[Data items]
**********
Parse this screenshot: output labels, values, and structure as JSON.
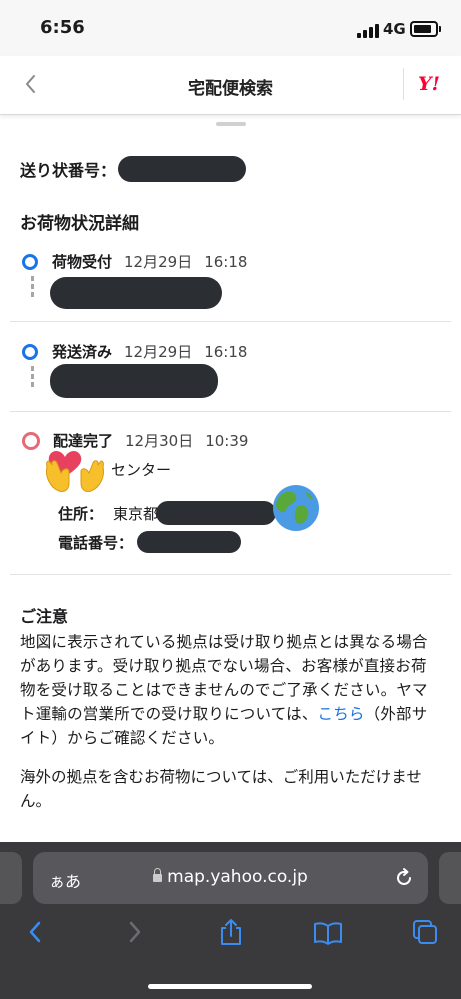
{
  "status_bar": {
    "time": "6:56",
    "network": "4G"
  },
  "nav": {
    "title": "宅配便検索",
    "logo": "Y!"
  },
  "invoice": {
    "label": "送り状番号："
  },
  "section_title": "お荷物状況詳細",
  "statuses": [
    {
      "label": "荷物受付",
      "date": "12月29日",
      "time": "16:18",
      "color": "#1a73e8"
    },
    {
      "label": "発送済み",
      "date": "12月29日",
      "time": "16:18",
      "color": "#1a73e8"
    },
    {
      "label": "配達完了",
      "date": "12月30日",
      "time": "10:39",
      "color": "#e46a78"
    }
  ],
  "delivery": {
    "center_suffix": "センター",
    "address_label": "住所：",
    "address_prefix": "東京都",
    "phone_label": "電話番号："
  },
  "notice": {
    "title": "ご注意",
    "body_main": "地図に表示されている拠点は受け取り拠点とは異なる場合があります。受け取り拠点でない場合、お客様が直接お荷物を受け取ることはできませんのでご了承ください。ヤマト運輸の営業所での受け取りについては、",
    "link": "こちら",
    "body_tail": "（外部サイト）からご確認ください。",
    "body_second": "海外の拠点を含むお荷物については、ご利用いただけません。"
  },
  "browser": {
    "aa": "ぁあ",
    "url": "map.yahoo.co.jp"
  },
  "icons": [
    "back-chevron-icon",
    "yahoo-logo",
    "lock-icon",
    "reload-icon",
    "back-arrow-icon",
    "forward-arrow-icon",
    "share-icon",
    "bookmarks-icon",
    "tabs-icon",
    "hands-emoji",
    "globe-emoji"
  ]
}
**********
- Written task: Leave out the pictures, and give all the records again exactly.

- Exercise answer:
Parse this screenshot: output labels, values, and structure as JSON.
{
  "status_bar": {
    "time": "6:56",
    "network": "4G"
  },
  "nav": {
    "title": "宅配便検索",
    "logo": "Y!"
  },
  "invoice": {
    "label": "送り状番号："
  },
  "section_title": "お荷物状況詳細",
  "statuses": [
    {
      "label": "荷物受付",
      "date": "12月29日",
      "time": "16:18",
      "color": "#1a73e8"
    },
    {
      "label": "発送済み",
      "date": "12月29日",
      "time": "16:18",
      "color": "#1a73e8"
    },
    {
      "label": "配達完了",
      "date": "12月30日",
      "time": "10:39",
      "color": "#e46a78"
    }
  ],
  "delivery": {
    "center_suffix": "センター",
    "address_label": "住所：",
    "address_prefix": "東京都",
    "phone_label": "電話番号："
  },
  "notice": {
    "title": "ご注意",
    "body_main": "地図に表示されている拠点は受け取り拠点とは異なる場合があります。受け取り拠点でない場合、お客様が直接お荷物を受け取ることはできませんのでご了承ください。ヤマト運輸の営業所での受け取りについては、",
    "link": "こちら",
    "body_tail": "（外部サイト）からご確認ください。",
    "body_second": "海外の拠点を含むお荷物については、ご利用いただけません。"
  },
  "browser": {
    "aa": "ぁあ",
    "url": "map.yahoo.co.jp"
  },
  "icons": [
    "back-chevron-icon",
    "yahoo-logo",
    "lock-icon",
    "reload-icon",
    "back-arrow-icon",
    "forward-arrow-icon",
    "share-icon",
    "bookmarks-icon",
    "tabs-icon",
    "hands-emoji",
    "globe-emoji"
  ]
}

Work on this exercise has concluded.